▸ **EXERCISE GOAL**:
Spot each line in the records below where the word "xlabel" occurs, then copy it.

▸ **INPUT ROWS**:
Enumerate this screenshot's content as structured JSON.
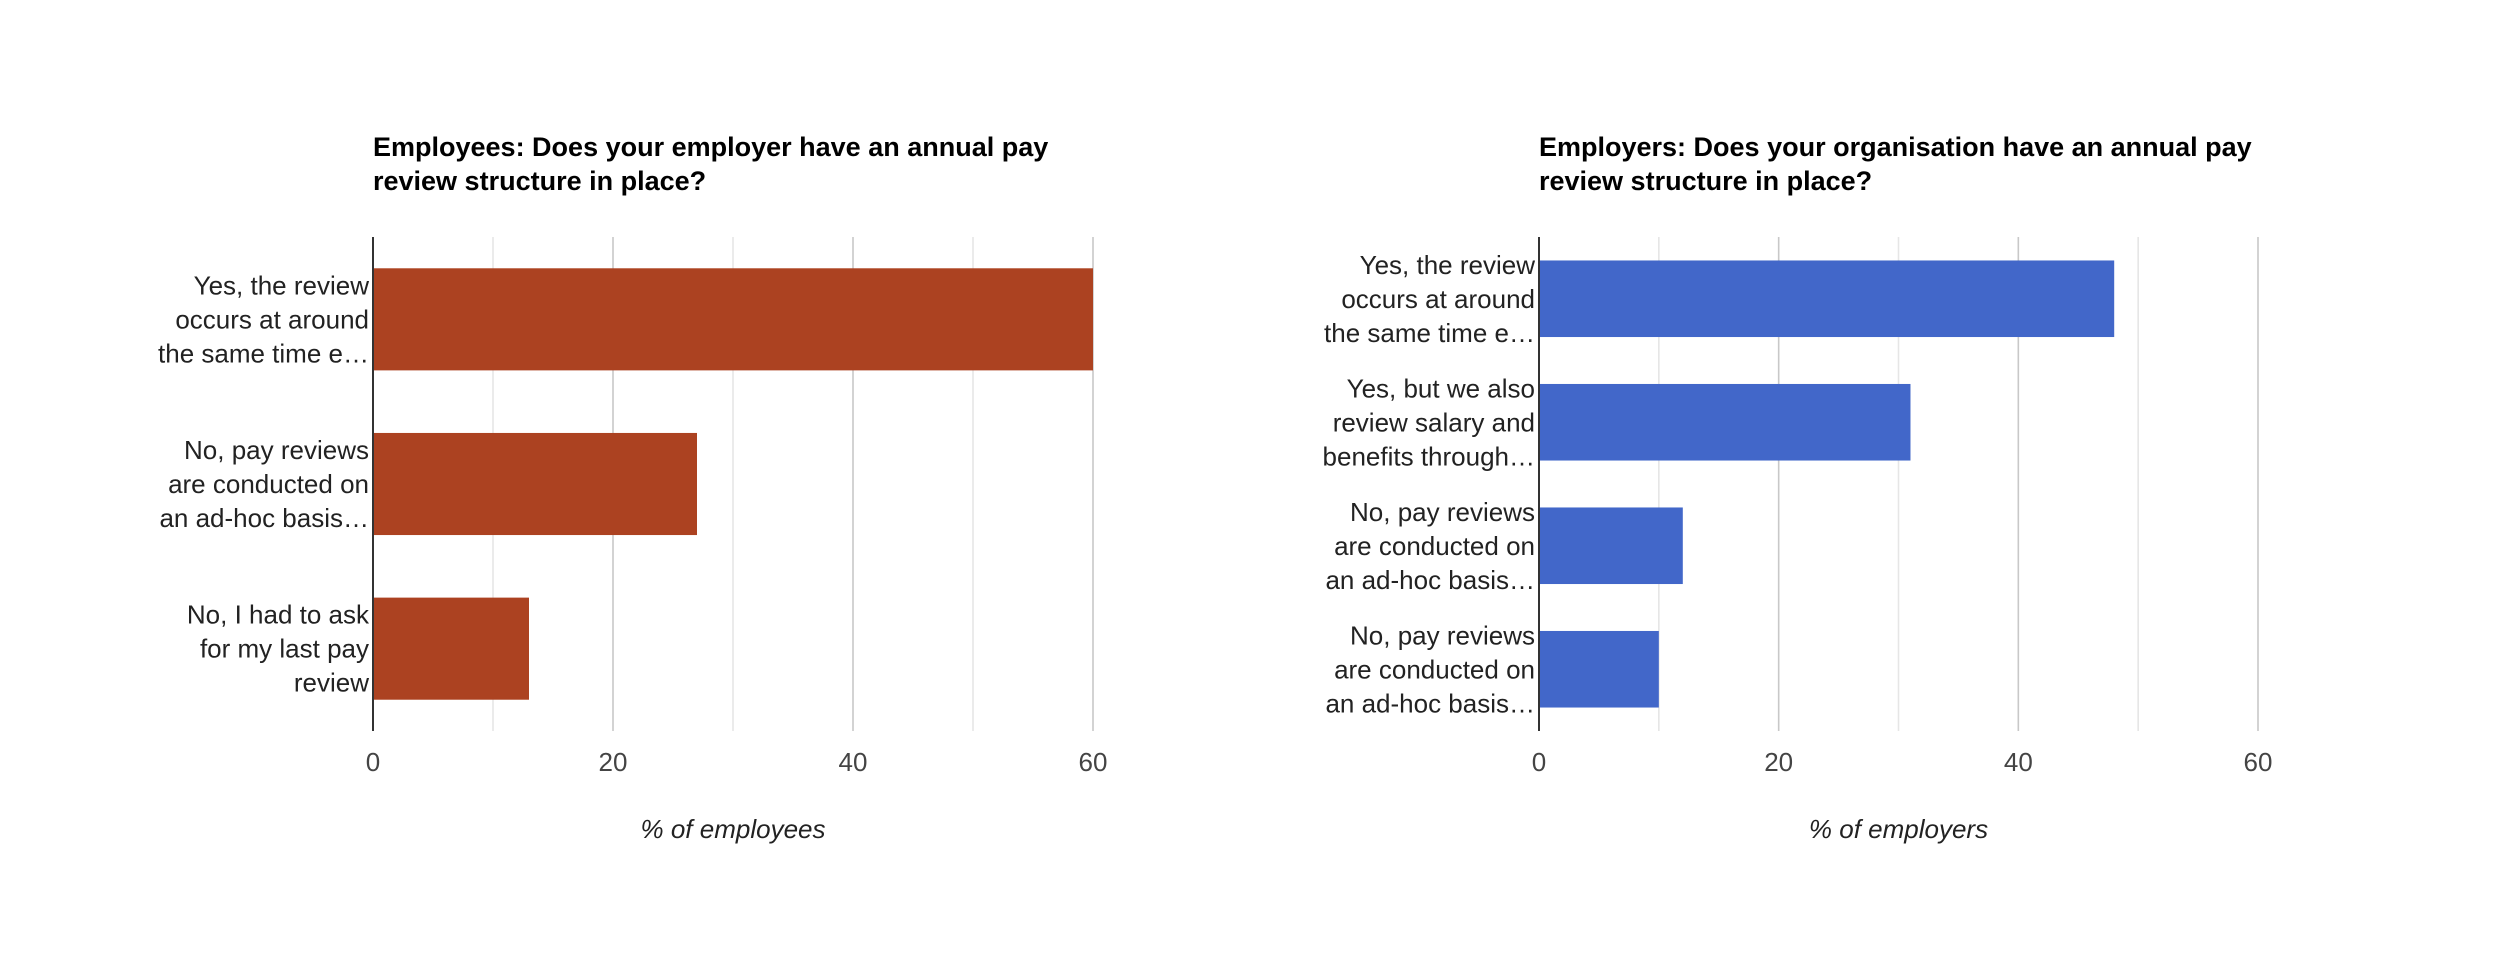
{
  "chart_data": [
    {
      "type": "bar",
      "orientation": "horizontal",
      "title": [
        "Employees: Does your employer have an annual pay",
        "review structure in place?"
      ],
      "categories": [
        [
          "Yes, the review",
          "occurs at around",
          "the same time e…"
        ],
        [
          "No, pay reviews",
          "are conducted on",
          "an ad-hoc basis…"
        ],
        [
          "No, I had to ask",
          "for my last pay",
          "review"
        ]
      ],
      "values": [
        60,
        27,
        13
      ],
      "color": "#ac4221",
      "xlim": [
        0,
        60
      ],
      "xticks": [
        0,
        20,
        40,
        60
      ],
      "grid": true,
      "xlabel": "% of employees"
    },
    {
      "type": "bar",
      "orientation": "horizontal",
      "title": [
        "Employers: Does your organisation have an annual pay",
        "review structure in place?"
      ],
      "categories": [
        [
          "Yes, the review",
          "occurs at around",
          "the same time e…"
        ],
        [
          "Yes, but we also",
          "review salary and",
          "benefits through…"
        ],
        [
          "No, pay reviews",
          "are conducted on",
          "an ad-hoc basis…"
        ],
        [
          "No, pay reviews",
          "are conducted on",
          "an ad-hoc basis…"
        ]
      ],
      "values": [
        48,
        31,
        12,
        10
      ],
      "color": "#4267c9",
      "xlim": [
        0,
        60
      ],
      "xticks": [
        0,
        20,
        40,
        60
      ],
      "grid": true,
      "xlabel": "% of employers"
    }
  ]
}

* * *

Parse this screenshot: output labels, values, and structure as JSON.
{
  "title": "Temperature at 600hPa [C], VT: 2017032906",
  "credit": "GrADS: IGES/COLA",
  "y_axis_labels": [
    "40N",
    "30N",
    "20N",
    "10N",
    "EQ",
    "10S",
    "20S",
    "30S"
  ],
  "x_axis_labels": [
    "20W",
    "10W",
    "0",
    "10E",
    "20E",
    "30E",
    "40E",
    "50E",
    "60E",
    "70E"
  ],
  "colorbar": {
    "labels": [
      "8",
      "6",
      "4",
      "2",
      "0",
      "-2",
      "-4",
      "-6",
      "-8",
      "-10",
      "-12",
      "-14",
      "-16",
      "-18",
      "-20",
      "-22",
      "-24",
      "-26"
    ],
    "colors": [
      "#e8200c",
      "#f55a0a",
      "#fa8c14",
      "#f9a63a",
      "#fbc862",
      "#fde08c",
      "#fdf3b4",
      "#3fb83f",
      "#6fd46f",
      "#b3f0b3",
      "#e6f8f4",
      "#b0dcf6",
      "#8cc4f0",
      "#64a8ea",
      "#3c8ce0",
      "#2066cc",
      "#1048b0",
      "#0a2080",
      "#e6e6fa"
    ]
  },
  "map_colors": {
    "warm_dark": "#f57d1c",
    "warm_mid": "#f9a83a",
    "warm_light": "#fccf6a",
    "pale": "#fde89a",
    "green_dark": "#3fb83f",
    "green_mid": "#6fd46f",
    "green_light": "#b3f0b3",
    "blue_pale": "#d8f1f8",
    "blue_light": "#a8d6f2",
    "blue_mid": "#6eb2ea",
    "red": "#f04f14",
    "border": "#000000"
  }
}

▸ **WRITTEN REPLY**:
      "xlabel": "% of employees"
      "xlabel": "% of employers"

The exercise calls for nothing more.